▶ _Stated problem_
Copy every line of the records below word for word, without changing anything.
== Record list ==
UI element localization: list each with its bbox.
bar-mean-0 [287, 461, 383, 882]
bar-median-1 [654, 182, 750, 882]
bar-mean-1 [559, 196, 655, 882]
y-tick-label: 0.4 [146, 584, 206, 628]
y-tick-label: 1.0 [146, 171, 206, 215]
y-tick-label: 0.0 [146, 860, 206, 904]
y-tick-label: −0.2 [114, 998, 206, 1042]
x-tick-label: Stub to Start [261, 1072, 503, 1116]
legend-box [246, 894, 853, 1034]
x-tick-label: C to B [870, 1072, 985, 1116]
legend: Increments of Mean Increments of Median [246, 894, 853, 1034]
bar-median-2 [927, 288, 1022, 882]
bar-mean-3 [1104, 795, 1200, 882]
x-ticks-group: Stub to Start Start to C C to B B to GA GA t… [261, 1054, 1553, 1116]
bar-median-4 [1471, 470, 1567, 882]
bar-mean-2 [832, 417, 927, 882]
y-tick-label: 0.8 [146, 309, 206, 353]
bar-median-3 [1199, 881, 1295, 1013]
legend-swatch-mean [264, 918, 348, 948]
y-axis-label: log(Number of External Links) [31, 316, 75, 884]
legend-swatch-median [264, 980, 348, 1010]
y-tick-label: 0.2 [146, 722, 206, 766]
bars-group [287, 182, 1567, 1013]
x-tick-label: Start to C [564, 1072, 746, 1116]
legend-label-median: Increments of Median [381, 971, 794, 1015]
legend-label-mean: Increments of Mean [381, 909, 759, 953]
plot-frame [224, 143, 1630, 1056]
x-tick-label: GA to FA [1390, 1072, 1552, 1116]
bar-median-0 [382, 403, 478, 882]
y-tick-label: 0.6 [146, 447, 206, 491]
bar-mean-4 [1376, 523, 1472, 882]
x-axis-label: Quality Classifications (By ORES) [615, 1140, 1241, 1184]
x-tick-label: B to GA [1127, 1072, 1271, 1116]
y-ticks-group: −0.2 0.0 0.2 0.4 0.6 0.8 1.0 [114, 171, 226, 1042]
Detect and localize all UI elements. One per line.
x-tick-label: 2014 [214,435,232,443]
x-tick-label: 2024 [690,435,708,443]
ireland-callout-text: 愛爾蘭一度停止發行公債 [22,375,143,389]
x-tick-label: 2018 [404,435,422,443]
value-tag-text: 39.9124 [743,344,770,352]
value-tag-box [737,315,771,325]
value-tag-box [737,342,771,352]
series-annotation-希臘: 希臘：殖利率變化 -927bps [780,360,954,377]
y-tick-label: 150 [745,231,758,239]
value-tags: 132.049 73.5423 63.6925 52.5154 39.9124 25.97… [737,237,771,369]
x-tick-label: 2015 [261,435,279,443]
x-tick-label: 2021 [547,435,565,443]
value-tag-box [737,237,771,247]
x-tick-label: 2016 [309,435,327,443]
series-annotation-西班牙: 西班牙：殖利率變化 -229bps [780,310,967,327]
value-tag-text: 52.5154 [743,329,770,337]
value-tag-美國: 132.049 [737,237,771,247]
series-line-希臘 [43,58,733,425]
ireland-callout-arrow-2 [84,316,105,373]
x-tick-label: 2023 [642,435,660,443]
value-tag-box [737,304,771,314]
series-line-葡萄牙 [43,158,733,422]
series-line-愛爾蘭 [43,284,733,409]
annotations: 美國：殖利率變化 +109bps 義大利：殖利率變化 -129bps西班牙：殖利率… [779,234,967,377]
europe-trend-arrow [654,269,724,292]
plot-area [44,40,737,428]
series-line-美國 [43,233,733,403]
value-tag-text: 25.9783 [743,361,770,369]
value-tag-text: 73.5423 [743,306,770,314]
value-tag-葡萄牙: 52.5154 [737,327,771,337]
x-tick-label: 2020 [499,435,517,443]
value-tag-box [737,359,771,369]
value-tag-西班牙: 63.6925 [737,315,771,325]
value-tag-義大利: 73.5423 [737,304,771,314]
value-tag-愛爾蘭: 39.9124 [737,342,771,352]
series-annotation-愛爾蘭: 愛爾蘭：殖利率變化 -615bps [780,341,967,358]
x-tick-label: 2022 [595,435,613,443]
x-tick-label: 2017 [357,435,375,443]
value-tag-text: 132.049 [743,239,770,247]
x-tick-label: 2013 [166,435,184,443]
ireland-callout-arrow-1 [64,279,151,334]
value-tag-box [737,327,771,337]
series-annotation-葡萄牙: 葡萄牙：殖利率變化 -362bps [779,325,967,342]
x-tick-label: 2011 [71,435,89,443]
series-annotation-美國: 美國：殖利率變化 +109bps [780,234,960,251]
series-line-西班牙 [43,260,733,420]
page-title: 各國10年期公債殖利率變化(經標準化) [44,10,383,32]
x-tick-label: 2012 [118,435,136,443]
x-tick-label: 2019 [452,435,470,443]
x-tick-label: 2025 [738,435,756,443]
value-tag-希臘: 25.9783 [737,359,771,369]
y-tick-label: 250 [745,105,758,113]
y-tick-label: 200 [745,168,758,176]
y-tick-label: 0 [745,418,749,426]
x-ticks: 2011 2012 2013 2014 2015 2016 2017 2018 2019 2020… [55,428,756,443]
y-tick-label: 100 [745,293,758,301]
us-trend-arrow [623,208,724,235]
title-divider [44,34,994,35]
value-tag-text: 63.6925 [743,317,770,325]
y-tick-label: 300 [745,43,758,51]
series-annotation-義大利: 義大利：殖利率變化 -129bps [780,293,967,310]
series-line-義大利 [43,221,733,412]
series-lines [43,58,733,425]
===
▶ _Full response_
UI element localization: list each with its bbox.
bar-mean-0 [287, 461, 383, 882]
bar-median-1 [654, 182, 750, 882]
bar-mean-1 [559, 196, 655, 882]
y-tick-label: 0.4 [146, 584, 206, 628]
y-tick-label: 1.0 [146, 171, 206, 215]
y-tick-label: 0.0 [146, 860, 206, 904]
y-tick-label: −0.2 [114, 998, 206, 1042]
x-tick-label: Stub to Start [261, 1072, 503, 1116]
legend-box [246, 894, 853, 1034]
x-tick-label: C to B [870, 1072, 985, 1116]
legend: Increments of Mean Increments of Median [246, 894, 853, 1034]
bar-median-2 [927, 288, 1022, 882]
bar-mean-3 [1104, 795, 1200, 882]
x-ticks-group: Stub to Start Start to C C to B B to GA GA t… [261, 1054, 1553, 1116]
bar-median-4 [1471, 470, 1567, 882]
bar-mean-2 [832, 417, 927, 882]
y-tick-label: 0.8 [146, 309, 206, 353]
bar-median-3 [1199, 881, 1295, 1013]
legend-swatch-mean [264, 918, 348, 948]
y-axis-label: log(Number of External Links) [31, 316, 75, 884]
legend-swatch-median [264, 980, 348, 1010]
y-tick-label: 0.2 [146, 722, 206, 766]
bars-group [287, 182, 1567, 1013]
x-tick-label: Start to C [564, 1072, 746, 1116]
legend-label-median: Increments of Median [381, 971, 794, 1015]
legend-label-mean: Increments of Mean [381, 909, 759, 953]
plot-frame [224, 143, 1630, 1056]
x-tick-label: GA to FA [1390, 1072, 1552, 1116]
bar-median-0 [382, 403, 478, 882]
y-tick-label: 0.6 [146, 447, 206, 491]
bar-mean-4 [1376, 523, 1472, 882]
x-axis-label: Quality Classifications (By ORES) [615, 1140, 1241, 1184]
x-tick-label: B to GA [1127, 1072, 1271, 1116]
y-ticks-group: −0.2 0.0 0.2 0.4 0.6 0.8 1.0 [114, 171, 226, 1042]
Detect and localize all UI elements. One per line.
x-tick-label: 2014 [214,435,232,443]
x-tick-label: 2024 [690,435,708,443]
ireland-callout-text: 愛爾蘭一度停止發行公債 [22,375,143,389]
x-tick-label: 2018 [404,435,422,443]
value-tag-text: 39.9124 [743,344,770,352]
value-tag-box [737,315,771,325]
value-tag-box [737,342,771,352]
series-annotation-希臘: 希臘：殖利率變化 -927bps [780,360,954,377]
y-tick-label: 150 [745,231,758,239]
value-tags: 132.049 73.5423 63.6925 52.5154 39.9124 25.97… [737,237,771,369]
x-tick-label: 2015 [261,435,279,443]
x-tick-label: 2021 [547,435,565,443]
value-tag-box [737,237,771,247]
x-tick-label: 2016 [309,435,327,443]
series-annotation-西班牙: 西班牙：殖利率變化 -229bps [780,310,967,327]
value-tag-text: 52.5154 [743,329,770,337]
value-tag-美國: 132.049 [737,237,771,247]
series-line-希臘 [43,58,733,425]
ireland-callout-arrow-2 [84,316,105,373]
x-tick-label: 2023 [642,435,660,443]
value-tag-box [737,304,771,314]
series-line-葡萄牙 [43,158,733,422]
series-line-愛爾蘭 [43,284,733,409]
annotations: 美國：殖利率變化 +109bps 義大利：殖利率變化 -129bps西班牙：殖利率… [779,234,967,377]
europe-trend-arrow [654,269,724,292]
plot-area [44,40,737,428]
series-line-美國 [43,233,733,403]
value-tag-text: 25.9783 [743,361,770,369]
value-tag-text: 73.5423 [743,306,770,314]
value-tag-葡萄牙: 52.5154 [737,327,771,337]
x-tick-label: 2020 [499,435,517,443]
value-tag-box [737,359,771,369]
value-tag-西班牙: 63.6925 [737,315,771,325]
value-tag-義大利: 73.5423 [737,304,771,314]
value-tag-愛爾蘭: 39.9124 [737,342,771,352]
series-annotation-愛爾蘭: 愛爾蘭：殖利率變化 -615bps [780,341,967,358]
x-tick-label: 2022 [595,435,613,443]
x-tick-label: 2017 [357,435,375,443]
value-tag-text: 132.049 [743,239,770,247]
x-tick-label: 2013 [166,435,184,443]
ireland-callout-arrow-1 [64,279,151,334]
value-tag-box [737,327,771,337]
series-annotation-葡萄牙: 葡萄牙：殖利率變化 -362bps [779,325,967,342]
x-tick-label: 2011 [71,435,89,443]
series-annotation-美國: 美國：殖利率變化 +109bps [780,234,960,251]
series-line-西班牙 [43,260,733,420]
page-title: 各國10年期公債殖利率變化(經標準化) [44,10,383,32]
x-tick-label: 2012 [118,435,136,443]
x-tick-label: 2019 [452,435,470,443]
x-tick-label: 2025 [738,435,756,443]
value-tag-希臘: 25.9783 [737,359,771,369]
y-tick-label: 250 [745,105,758,113]
y-tick-label: 200 [745,168,758,176]
y-tick-label: 0 [745,418,749,426]
x-ticks: 2011 2012 2013 2014 2015 2016 2017 2018 2019 2020… [55,428,756,443]
y-tick-label: 100 [745,293,758,301]
us-trend-arrow [623,208,724,235]
title-divider [44,34,994,35]
value-tag-text: 63.6925 [743,317,770,325]
y-tick-label: 300 [745,43,758,51]
series-annotation-義大利: 義大利：殖利率變化 -129bps [780,293,967,310]
series-line-義大利 [43,221,733,412]
series-lines [43,58,733,425]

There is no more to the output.